● WHAT NEEDS TO BE DONE
Return every record exactly as written.

Records from a data source
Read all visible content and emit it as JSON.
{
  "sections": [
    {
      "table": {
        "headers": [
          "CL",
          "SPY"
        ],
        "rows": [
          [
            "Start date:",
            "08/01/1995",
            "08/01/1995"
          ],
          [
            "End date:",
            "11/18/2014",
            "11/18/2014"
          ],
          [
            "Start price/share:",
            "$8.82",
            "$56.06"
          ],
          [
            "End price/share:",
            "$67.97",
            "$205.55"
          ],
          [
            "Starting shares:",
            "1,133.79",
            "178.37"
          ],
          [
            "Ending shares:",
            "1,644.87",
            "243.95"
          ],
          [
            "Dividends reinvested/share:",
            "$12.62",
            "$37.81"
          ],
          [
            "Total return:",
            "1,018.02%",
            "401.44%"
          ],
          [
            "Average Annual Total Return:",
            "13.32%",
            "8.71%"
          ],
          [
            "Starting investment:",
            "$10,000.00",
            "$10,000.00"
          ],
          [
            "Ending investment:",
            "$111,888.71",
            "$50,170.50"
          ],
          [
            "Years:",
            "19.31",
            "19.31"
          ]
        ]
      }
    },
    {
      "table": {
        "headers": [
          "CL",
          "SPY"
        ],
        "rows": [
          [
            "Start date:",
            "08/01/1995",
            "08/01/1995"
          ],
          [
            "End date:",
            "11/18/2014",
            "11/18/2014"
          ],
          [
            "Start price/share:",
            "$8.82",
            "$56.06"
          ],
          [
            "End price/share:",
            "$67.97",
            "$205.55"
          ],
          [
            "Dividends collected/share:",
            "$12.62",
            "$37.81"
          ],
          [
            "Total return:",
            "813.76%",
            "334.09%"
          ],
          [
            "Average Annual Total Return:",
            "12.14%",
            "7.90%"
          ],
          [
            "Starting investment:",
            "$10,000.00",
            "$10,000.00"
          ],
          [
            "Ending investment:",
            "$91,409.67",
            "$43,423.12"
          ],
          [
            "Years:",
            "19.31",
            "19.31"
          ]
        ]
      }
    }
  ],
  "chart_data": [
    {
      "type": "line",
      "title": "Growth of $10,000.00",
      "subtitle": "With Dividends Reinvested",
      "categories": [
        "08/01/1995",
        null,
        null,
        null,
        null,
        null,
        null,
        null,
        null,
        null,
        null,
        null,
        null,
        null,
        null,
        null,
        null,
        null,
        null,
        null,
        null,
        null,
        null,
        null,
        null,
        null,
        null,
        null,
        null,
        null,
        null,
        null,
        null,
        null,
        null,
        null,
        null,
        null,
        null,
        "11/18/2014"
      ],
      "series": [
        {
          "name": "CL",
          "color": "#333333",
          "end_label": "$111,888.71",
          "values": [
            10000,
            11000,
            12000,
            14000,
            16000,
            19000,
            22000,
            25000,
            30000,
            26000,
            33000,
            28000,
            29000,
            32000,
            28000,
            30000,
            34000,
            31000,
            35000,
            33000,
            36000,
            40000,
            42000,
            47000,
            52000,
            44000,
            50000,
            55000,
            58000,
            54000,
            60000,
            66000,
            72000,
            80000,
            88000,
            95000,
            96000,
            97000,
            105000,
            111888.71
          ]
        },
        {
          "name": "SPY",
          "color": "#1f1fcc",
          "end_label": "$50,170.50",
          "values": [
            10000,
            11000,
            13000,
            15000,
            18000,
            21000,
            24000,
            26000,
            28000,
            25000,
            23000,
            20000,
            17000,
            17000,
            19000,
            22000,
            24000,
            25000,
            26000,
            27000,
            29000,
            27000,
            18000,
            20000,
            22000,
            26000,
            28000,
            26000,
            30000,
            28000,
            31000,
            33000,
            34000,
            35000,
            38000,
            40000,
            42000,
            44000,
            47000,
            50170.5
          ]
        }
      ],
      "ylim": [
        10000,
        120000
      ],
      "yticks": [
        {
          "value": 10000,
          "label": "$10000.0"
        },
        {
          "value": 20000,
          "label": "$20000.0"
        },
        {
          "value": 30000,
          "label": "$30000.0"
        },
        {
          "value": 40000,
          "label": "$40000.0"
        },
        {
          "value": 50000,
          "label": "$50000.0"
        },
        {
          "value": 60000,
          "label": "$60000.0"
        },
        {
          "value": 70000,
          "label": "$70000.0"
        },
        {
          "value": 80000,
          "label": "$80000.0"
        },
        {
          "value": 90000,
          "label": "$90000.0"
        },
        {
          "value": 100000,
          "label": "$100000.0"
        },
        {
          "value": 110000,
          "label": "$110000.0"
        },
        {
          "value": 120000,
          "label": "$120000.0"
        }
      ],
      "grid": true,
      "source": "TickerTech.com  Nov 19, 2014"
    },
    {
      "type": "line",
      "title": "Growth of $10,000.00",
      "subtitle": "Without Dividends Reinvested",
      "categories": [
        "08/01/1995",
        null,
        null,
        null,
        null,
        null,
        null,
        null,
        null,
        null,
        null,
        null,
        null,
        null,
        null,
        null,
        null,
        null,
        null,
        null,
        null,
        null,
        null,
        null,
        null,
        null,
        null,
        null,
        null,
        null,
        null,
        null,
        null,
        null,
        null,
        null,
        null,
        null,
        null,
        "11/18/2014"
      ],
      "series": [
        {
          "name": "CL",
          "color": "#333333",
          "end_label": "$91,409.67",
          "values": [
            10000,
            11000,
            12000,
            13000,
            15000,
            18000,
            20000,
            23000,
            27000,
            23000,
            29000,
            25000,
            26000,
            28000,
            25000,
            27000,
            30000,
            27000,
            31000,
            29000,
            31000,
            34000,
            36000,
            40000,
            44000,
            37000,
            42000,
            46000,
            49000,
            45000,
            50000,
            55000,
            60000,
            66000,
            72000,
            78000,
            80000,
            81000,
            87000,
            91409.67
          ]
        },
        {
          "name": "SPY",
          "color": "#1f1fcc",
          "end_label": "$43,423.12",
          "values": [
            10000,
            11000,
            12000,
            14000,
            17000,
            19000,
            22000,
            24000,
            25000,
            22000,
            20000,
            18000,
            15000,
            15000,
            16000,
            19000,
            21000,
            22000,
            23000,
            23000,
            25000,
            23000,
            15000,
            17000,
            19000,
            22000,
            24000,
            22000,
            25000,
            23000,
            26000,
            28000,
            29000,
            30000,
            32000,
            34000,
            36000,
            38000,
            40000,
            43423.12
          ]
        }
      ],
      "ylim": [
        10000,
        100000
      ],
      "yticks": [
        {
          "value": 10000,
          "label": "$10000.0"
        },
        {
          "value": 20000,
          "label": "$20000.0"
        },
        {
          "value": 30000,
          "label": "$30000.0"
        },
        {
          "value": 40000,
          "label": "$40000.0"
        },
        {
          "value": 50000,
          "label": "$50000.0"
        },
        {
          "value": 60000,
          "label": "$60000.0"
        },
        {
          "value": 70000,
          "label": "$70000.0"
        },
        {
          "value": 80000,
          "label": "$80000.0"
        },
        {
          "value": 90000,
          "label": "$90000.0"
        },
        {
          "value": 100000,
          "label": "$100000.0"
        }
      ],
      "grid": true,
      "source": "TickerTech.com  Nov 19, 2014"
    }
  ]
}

● FINAL RESULT
Read all visible content and emit it as JSON.
{
  "sections": [
    {
      "table": {
        "headers": [
          "CL",
          "SPY"
        ],
        "rows": [
          [
            "Start date:",
            "08/01/1995",
            "08/01/1995"
          ],
          [
            "End date:",
            "11/18/2014",
            "11/18/2014"
          ],
          [
            "Start price/share:",
            "$8.82",
            "$56.06"
          ],
          [
            "End price/share:",
            "$67.97",
            "$205.55"
          ],
          [
            "Starting shares:",
            "1,133.79",
            "178.37"
          ],
          [
            "Ending shares:",
            "1,644.87",
            "243.95"
          ],
          [
            "Dividends reinvested/share:",
            "$12.62",
            "$37.81"
          ],
          [
            "Total return:",
            "1,018.02%",
            "401.44%"
          ],
          [
            "Average Annual Total Return:",
            "13.32%",
            "8.71%"
          ],
          [
            "Starting investment:",
            "$10,000.00",
            "$10,000.00"
          ],
          [
            "Ending investment:",
            "$111,888.71",
            "$50,170.50"
          ],
          [
            "Years:",
            "19.31",
            "19.31"
          ]
        ]
      }
    },
    {
      "table": {
        "headers": [
          "CL",
          "SPY"
        ],
        "rows": [
          [
            "Start date:",
            "08/01/1995",
            "08/01/1995"
          ],
          [
            "End date:",
            "11/18/2014",
            "11/18/2014"
          ],
          [
            "Start price/share:",
            "$8.82",
            "$56.06"
          ],
          [
            "End price/share:",
            "$67.97",
            "$205.55"
          ],
          [
            "Dividends collected/share:",
            "$12.62",
            "$37.81"
          ],
          [
            "Total return:",
            "813.76%",
            "334.09%"
          ],
          [
            "Average Annual Total Return:",
            "12.14%",
            "7.90%"
          ],
          [
            "Starting investment:",
            "$10,000.00",
            "$10,000.00"
          ],
          [
            "Ending investment:",
            "$91,409.67",
            "$43,423.12"
          ],
          [
            "Years:",
            "19.31",
            "19.31"
          ]
        ]
      }
    }
  ],
  "chart_data": [
    {
      "type": "line",
      "title": "Growth of $10,000.00",
      "subtitle": "With Dividends Reinvested",
      "categories": [
        "08/01/1995",
        null,
        null,
        null,
        null,
        null,
        null,
        null,
        null,
        null,
        null,
        null,
        null,
        null,
        null,
        null,
        null,
        null,
        null,
        null,
        null,
        null,
        null,
        null,
        null,
        null,
        null,
        null,
        null,
        null,
        null,
        null,
        null,
        null,
        null,
        null,
        null,
        null,
        null,
        "11/18/2014"
      ],
      "series": [
        {
          "name": "CL",
          "color": "#333333",
          "end_label": "$111,888.71",
          "values": [
            10000,
            11000,
            12000,
            14000,
            16000,
            19000,
            22000,
            25000,
            30000,
            26000,
            33000,
            28000,
            29000,
            32000,
            28000,
            30000,
            34000,
            31000,
            35000,
            33000,
            36000,
            40000,
            42000,
            47000,
            52000,
            44000,
            50000,
            55000,
            58000,
            54000,
            60000,
            66000,
            72000,
            80000,
            88000,
            95000,
            96000,
            97000,
            105000,
            111888.71
          ]
        },
        {
          "name": "SPY",
          "color": "#1f1fcc",
          "end_label": "$50,170.50",
          "values": [
            10000,
            11000,
            13000,
            15000,
            18000,
            21000,
            24000,
            26000,
            28000,
            25000,
            23000,
            20000,
            17000,
            17000,
            19000,
            22000,
            24000,
            25000,
            26000,
            27000,
            29000,
            27000,
            18000,
            20000,
            22000,
            26000,
            28000,
            26000,
            30000,
            28000,
            31000,
            33000,
            34000,
            35000,
            38000,
            40000,
            42000,
            44000,
            47000,
            50170.5
          ]
        }
      ],
      "ylim": [
        10000,
        120000
      ],
      "yticks": [
        {
          "value": 10000,
          "label": "$10000.0"
        },
        {
          "value": 20000,
          "label": "$20000.0"
        },
        {
          "value": 30000,
          "label": "$30000.0"
        },
        {
          "value": 40000,
          "label": "$40000.0"
        },
        {
          "value": 50000,
          "label": "$50000.0"
        },
        {
          "value": 60000,
          "label": "$60000.0"
        },
        {
          "value": 70000,
          "label": "$70000.0"
        },
        {
          "value": 80000,
          "label": "$80000.0"
        },
        {
          "value": 90000,
          "label": "$90000.0"
        },
        {
          "value": 100000,
          "label": "$100000.0"
        },
        {
          "value": 110000,
          "label": "$110000.0"
        },
        {
          "value": 120000,
          "label": "$120000.0"
        }
      ],
      "grid": true,
      "source": "TickerTech.com  Nov 19, 2014"
    },
    {
      "type": "line",
      "title": "Growth of $10,000.00",
      "subtitle": "Without Dividends Reinvested",
      "categories": [
        "08/01/1995",
        null,
        null,
        null,
        null,
        null,
        null,
        null,
        null,
        null,
        null,
        null,
        null,
        null,
        null,
        null,
        null,
        null,
        null,
        null,
        null,
        null,
        null,
        null,
        null,
        null,
        null,
        null,
        null,
        null,
        null,
        null,
        null,
        null,
        null,
        null,
        null,
        null,
        null,
        "11/18/2014"
      ],
      "series": [
        {
          "name": "CL",
          "color": "#333333",
          "end_label": "$91,409.67",
          "values": [
            10000,
            11000,
            12000,
            13000,
            15000,
            18000,
            20000,
            23000,
            27000,
            23000,
            29000,
            25000,
            26000,
            28000,
            25000,
            27000,
            30000,
            27000,
            31000,
            29000,
            31000,
            34000,
            36000,
            40000,
            44000,
            37000,
            42000,
            46000,
            49000,
            45000,
            50000,
            55000,
            60000,
            66000,
            72000,
            78000,
            80000,
            81000,
            87000,
            91409.67
          ]
        },
        {
          "name": "SPY",
          "color": "#1f1fcc",
          "end_label": "$43,423.12",
          "values": [
            10000,
            11000,
            12000,
            14000,
            17000,
            19000,
            22000,
            24000,
            25000,
            22000,
            20000,
            18000,
            15000,
            15000,
            16000,
            19000,
            21000,
            22000,
            23000,
            23000,
            25000,
            23000,
            15000,
            17000,
            19000,
            22000,
            24000,
            22000,
            25000,
            23000,
            26000,
            28000,
            29000,
            30000,
            32000,
            34000,
            36000,
            38000,
            40000,
            43423.12
          ]
        }
      ],
      "ylim": [
        10000,
        100000
      ],
      "yticks": [
        {
          "value": 10000,
          "label": "$10000.0"
        },
        {
          "value": 20000,
          "label": "$20000.0"
        },
        {
          "value": 30000,
          "label": "$30000.0"
        },
        {
          "value": 40000,
          "label": "$40000.0"
        },
        {
          "value": 50000,
          "label": "$50000.0"
        },
        {
          "value": 60000,
          "label": "$60000.0"
        },
        {
          "value": 70000,
          "label": "$70000.0"
        },
        {
          "value": 80000,
          "label": "$80000.0"
        },
        {
          "value": 90000,
          "label": "$90000.0"
        },
        {
          "value": 100000,
          "label": "$100000.0"
        }
      ],
      "grid": true,
      "source": "TickerTech.com  Nov 19, 2014"
    }
  ]
}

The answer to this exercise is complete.